◆ **WHAT TO DO**
Write out, precisely and in full, each line of the material.

-- start SOURCE MATERIAL --

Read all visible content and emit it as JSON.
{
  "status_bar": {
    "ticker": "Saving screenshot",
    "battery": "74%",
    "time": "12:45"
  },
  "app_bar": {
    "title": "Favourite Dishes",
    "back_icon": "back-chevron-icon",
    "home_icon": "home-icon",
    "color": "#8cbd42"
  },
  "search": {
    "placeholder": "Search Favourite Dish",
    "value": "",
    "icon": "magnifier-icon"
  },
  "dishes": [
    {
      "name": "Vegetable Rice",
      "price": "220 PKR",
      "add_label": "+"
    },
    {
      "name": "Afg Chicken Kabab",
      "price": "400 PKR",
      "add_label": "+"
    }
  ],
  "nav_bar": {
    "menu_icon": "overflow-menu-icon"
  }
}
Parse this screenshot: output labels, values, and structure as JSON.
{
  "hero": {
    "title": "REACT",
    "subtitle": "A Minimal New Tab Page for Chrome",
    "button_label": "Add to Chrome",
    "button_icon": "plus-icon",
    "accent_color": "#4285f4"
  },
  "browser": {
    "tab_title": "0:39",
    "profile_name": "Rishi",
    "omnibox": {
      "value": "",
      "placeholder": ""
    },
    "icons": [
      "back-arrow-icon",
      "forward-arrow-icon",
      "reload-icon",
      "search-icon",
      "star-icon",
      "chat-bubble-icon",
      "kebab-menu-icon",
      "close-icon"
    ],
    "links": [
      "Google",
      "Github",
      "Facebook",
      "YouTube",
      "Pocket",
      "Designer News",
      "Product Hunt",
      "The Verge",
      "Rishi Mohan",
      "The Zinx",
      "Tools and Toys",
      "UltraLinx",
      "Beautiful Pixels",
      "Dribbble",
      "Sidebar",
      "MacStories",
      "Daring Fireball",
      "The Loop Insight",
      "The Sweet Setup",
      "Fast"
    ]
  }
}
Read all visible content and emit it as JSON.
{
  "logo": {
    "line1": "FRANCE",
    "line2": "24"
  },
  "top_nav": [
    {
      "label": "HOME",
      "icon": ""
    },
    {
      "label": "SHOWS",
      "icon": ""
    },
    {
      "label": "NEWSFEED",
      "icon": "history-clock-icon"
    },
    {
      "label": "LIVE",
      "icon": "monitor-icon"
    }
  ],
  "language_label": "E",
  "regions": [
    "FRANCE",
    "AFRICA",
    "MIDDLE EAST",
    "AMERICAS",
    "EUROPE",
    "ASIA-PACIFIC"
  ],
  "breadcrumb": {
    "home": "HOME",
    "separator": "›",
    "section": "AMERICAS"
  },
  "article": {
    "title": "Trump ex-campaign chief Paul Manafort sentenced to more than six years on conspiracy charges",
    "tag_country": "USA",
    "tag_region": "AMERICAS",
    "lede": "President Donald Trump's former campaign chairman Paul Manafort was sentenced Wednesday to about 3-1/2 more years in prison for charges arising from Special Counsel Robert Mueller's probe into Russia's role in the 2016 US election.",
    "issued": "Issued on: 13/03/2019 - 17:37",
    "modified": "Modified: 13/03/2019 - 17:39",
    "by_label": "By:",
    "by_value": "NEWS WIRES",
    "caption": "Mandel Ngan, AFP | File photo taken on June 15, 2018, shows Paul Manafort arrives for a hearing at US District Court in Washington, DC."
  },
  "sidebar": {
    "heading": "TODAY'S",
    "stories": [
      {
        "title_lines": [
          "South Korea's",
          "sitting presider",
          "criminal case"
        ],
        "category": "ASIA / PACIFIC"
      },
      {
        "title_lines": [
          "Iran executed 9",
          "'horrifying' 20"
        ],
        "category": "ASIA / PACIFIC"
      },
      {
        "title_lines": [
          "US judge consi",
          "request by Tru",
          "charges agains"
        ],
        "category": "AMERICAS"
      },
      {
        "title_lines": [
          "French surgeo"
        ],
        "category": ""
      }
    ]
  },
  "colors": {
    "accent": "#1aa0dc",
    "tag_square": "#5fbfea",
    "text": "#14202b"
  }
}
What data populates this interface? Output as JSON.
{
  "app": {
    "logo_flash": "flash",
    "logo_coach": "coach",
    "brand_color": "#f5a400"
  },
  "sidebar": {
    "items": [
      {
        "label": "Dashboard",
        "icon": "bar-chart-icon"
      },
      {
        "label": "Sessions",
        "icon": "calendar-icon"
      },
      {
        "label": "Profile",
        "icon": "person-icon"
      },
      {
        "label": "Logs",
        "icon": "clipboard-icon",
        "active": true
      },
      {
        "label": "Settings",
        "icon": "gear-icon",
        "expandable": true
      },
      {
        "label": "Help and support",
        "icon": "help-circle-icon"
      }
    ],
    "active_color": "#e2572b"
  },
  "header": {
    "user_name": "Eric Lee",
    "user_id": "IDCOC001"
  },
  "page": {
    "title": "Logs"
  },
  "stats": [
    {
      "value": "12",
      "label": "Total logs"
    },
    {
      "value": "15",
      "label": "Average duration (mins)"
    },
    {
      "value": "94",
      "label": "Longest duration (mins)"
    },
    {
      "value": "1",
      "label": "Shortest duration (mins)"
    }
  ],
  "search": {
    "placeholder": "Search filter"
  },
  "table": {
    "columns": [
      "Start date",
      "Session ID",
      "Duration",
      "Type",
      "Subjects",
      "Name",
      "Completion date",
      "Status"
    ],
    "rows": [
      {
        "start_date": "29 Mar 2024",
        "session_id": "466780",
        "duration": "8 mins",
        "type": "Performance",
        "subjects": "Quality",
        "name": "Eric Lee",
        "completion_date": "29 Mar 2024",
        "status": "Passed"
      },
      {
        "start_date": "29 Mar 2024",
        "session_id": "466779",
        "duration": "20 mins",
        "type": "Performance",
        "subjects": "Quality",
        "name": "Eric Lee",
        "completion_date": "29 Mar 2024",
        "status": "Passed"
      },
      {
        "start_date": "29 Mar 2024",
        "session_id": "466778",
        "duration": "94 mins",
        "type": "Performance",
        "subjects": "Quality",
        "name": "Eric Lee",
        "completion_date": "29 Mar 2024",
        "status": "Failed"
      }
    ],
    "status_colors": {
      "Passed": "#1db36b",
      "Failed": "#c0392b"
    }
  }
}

-- end SOURCE MATERIAL --

◆ **FINAL RESULT**
Read all visible content and emit it as JSON.
{
  "status_bar": {
    "ticker": "Saving screenshot",
    "battery": "74%",
    "time": "12:45"
  },
  "app_bar": {
    "title": "Favourite Dishes",
    "back_icon": "back-chevron-icon",
    "home_icon": "home-icon",
    "color": "#8cbd42"
  },
  "search": {
    "placeholder": "Search Favourite Dish",
    "value": "",
    "icon": "magnifier-icon"
  },
  "dishes": [
    {
      "name": "Vegetable Rice",
      "price": "220 PKR",
      "add_label": "+"
    },
    {
      "name": "Afg Chicken Kabab",
      "price": "400 PKR",
      "add_label": "+"
    }
  ],
  "nav_bar": {
    "menu_icon": "overflow-menu-icon"
  }
}
Parse this screenshot: output labels, values, and structure as JSON.
{
  "hero": {
    "title": "REACT",
    "subtitle": "A Minimal New Tab Page for Chrome",
    "button_label": "Add to Chrome",
    "button_icon": "plus-icon",
    "accent_color": "#4285f4"
  },
  "browser": {
    "tab_title": "0:39",
    "profile_name": "Rishi",
    "omnibox": {
      "value": "",
      "placeholder": ""
    },
    "icons": [
      "back-arrow-icon",
      "forward-arrow-icon",
      "reload-icon",
      "search-icon",
      "star-icon",
      "chat-bubble-icon",
      "kebab-menu-icon",
      "close-icon"
    ],
    "links": [
      "Google",
      "Github",
      "Facebook",
      "YouTube",
      "Pocket",
      "Designer News",
      "Product Hunt",
      "The Verge",
      "Rishi Mohan",
      "The Zinx",
      "Tools and Toys",
      "UltraLinx",
      "Beautiful Pixels",
      "Dribbble",
      "Sidebar",
      "MacStories",
      "Daring Fireball",
      "The Loop Insight",
      "The Sweet Setup",
      "Fast"
    ]
  }
}
Read all visible content and emit it as JSON.
{
  "logo": {
    "line1": "FRANCE",
    "line2": "24"
  },
  "top_nav": [
    {
      "label": "HOME",
      "icon": ""
    },
    {
      "label": "SHOWS",
      "icon": ""
    },
    {
      "label": "NEWSFEED",
      "icon": "history-clock-icon"
    },
    {
      "label": "LIVE",
      "icon": "monitor-icon"
    }
  ],
  "language_label": "E",
  "regions": [
    "FRANCE",
    "AFRICA",
    "MIDDLE EAST",
    "AMERICAS",
    "EUROPE",
    "ASIA-PACIFIC"
  ],
  "breadcrumb": {
    "home": "HOME",
    "separator": "›",
    "section": "AMERICAS"
  },
  "article": {
    "title": "Trump ex-campaign chief Paul Manafort sentenced to more than six years on conspiracy charges",
    "tag_country": "USA",
    "tag_region": "AMERICAS",
    "lede": "President Donald Trump's former campaign chairman Paul Manafort was sentenced Wednesday to about 3-1/2 more years in prison for charges arising from Special Counsel Robert Mueller's probe into Russia's role in the 2016 US election.",
    "issued": "Issued on: 13/03/2019 - 17:37",
    "modified": "Modified: 13/03/2019 - 17:39",
    "by_label": "By:",
    "by_value": "NEWS WIRES",
    "caption": "Mandel Ngan, AFP | File photo taken on June 15, 2018, shows Paul Manafort arrives for a hearing at US District Court in Washington, DC."
  },
  "sidebar": {
    "heading": "TODAY'S",
    "stories": [
      {
        "title_lines": [
          "South Korea's",
          "sitting presider",
          "criminal case"
        ],
        "category": "ASIA / PACIFIC"
      },
      {
        "title_lines": [
          "Iran executed 9",
          "'horrifying' 20"
        ],
        "category": "ASIA / PACIFIC"
      },
      {
        "title_lines": [
          "US judge consi",
          "request by Tru",
          "charges agains"
        ],
        "category": "AMERICAS"
      },
      {
        "title_lines": [
          "French surgeo"
        ],
        "category": ""
      }
    ]
  },
  "colors": {
    "accent": "#1aa0dc",
    "tag_square": "#5fbfea",
    "text": "#14202b"
  }
}
What data populates this interface? Output as JSON.
{
  "app": {
    "logo_flash": "flash",
    "logo_coach": "coach",
    "brand_color": "#f5a400"
  },
  "sidebar": {
    "items": [
      {
        "label": "Dashboard",
        "icon": "bar-chart-icon"
      },
      {
        "label": "Sessions",
        "icon": "calendar-icon"
      },
      {
        "label": "Profile",
        "icon": "person-icon"
      },
      {
        "label": "Logs",
        "icon": "clipboard-icon",
        "active": true
      },
      {
        "label": "Settings",
        "icon": "gear-icon",
        "expandable": true
      },
      {
        "label": "Help and support",
        "icon": "help-circle-icon"
      }
    ],
    "active_color": "#e2572b"
  },
  "header": {
    "user_name": "Eric Lee",
    "user_id": "IDCOC001"
  },
  "page": {
    "title": "Logs"
  },
  "stats": [
    {
      "value": "12",
      "label": "Total logs"
    },
    {
      "value": "15",
      "label": "Average duration (mins)"
    },
    {
      "value": "94",
      "label": "Longest duration (mins)"
    },
    {
      "value": "1",
      "label": "Shortest duration (mins)"
    }
  ],
  "search": {
    "placeholder": "Search filter"
  },
  "table": {
    "columns": [
      "Start date",
      "Session ID",
      "Duration",
      "Type",
      "Subjects",
      "Name",
      "Completion date",
      "Status"
    ],
    "rows": [
      {
        "start_date": "29 Mar 2024",
        "session_id": "466780",
        "duration": "8 mins",
        "type": "Performance",
        "subjects": "Quality",
        "name": "Eric Lee",
        "completion_date": "29 Mar 2024",
        "status": "Passed"
      },
      {
        "start_date": "29 Mar 2024",
        "session_id": "466779",
        "duration": "20 mins",
        "type": "Performance",
        "subjects": "Quality",
        "name": "Eric Lee",
        "completion_date": "29 Mar 2024",
        "status": "Passed"
      },
      {
        "start_date": "29 Mar 2024",
        "session_id": "466778",
        "duration": "94 mins",
        "type": "Performance",
        "subjects": "Quality",
        "name": "Eric Lee",
        "completion_date": "29 Mar 2024",
        "status": "Failed"
      }
    ],
    "status_colors": {
      "Passed": "#1db36b",
      "Failed": "#c0392b"
    }
  }
}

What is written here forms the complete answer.